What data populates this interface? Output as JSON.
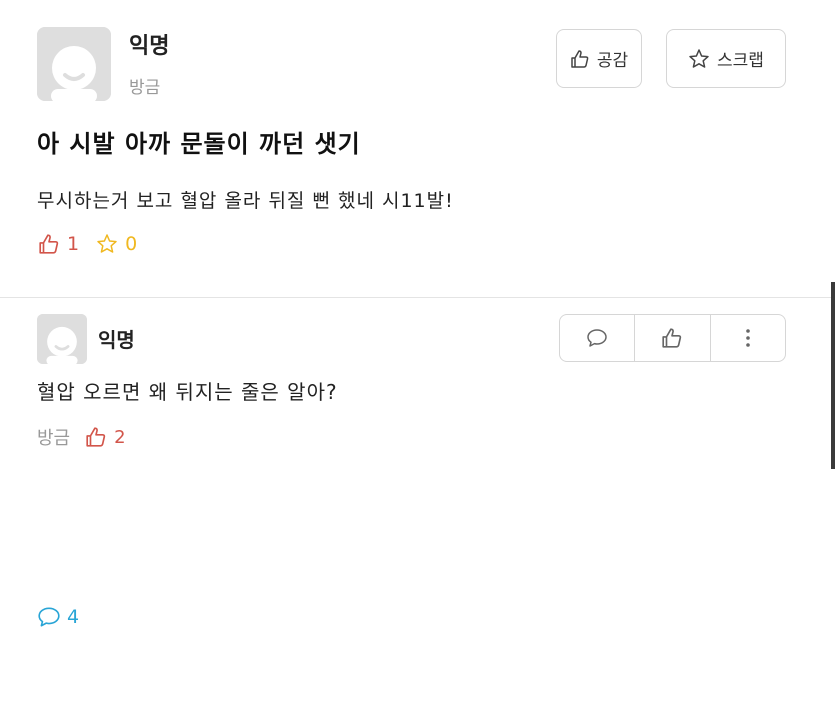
{
  "post": {
    "author": "익명",
    "time": "방금",
    "like_button_label": "공감",
    "scrap_button_label": "스크랩",
    "title": "아 시발 아까 문돌이 까던 샛기",
    "body": "무시하는거 보고 혈압 올라 뒤질 뻔 했네 시11발!",
    "stats": {
      "likes": "1",
      "comments": "4",
      "scraps": "0"
    }
  },
  "comment": {
    "author": "익명",
    "text": "혈압 오르면 왜 뒤지는 줄은 알아?",
    "time": "방금",
    "likes": "2"
  },
  "colors": {
    "like": "#d2554a",
    "comment": "#29a5d6",
    "scrap": "#f0b820",
    "muted": "#999999",
    "border": "#d6d6d6"
  },
  "icons": {
    "avatar": "avatar-default-icon",
    "like": "thumbs-up-icon",
    "scrap": "star-icon",
    "comment": "speech-bubble-icon",
    "more": "more-vertical-icon"
  }
}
———
_Exercise details_.
Reproduce the material above in full and without alteration, but skip all pictures.

_Response_.
What data populates this interface? Output as JSON.
{
  "post": {
    "author": "익명",
    "time": "방금",
    "like_button_label": "공감",
    "scrap_button_label": "스크랩",
    "title": "아 시발 아까 문돌이 까던 샛기",
    "body": "무시하는거 보고 혈압 올라 뒤질 뻔 했네 시11발!",
    "stats": {
      "likes": "1",
      "comments": "4",
      "scraps": "0"
    }
  },
  "comment": {
    "author": "익명",
    "text": "혈압 오르면 왜 뒤지는 줄은 알아?",
    "time": "방금",
    "likes": "2"
  },
  "colors": {
    "like": "#d2554a",
    "comment": "#29a5d6",
    "scrap": "#f0b820",
    "muted": "#999999",
    "border": "#d6d6d6"
  },
  "icons": {
    "avatar": "avatar-default-icon",
    "like": "thumbs-up-icon",
    "scrap": "star-icon",
    "comment": "speech-bubble-icon",
    "more": "more-vertical-icon"
  }
}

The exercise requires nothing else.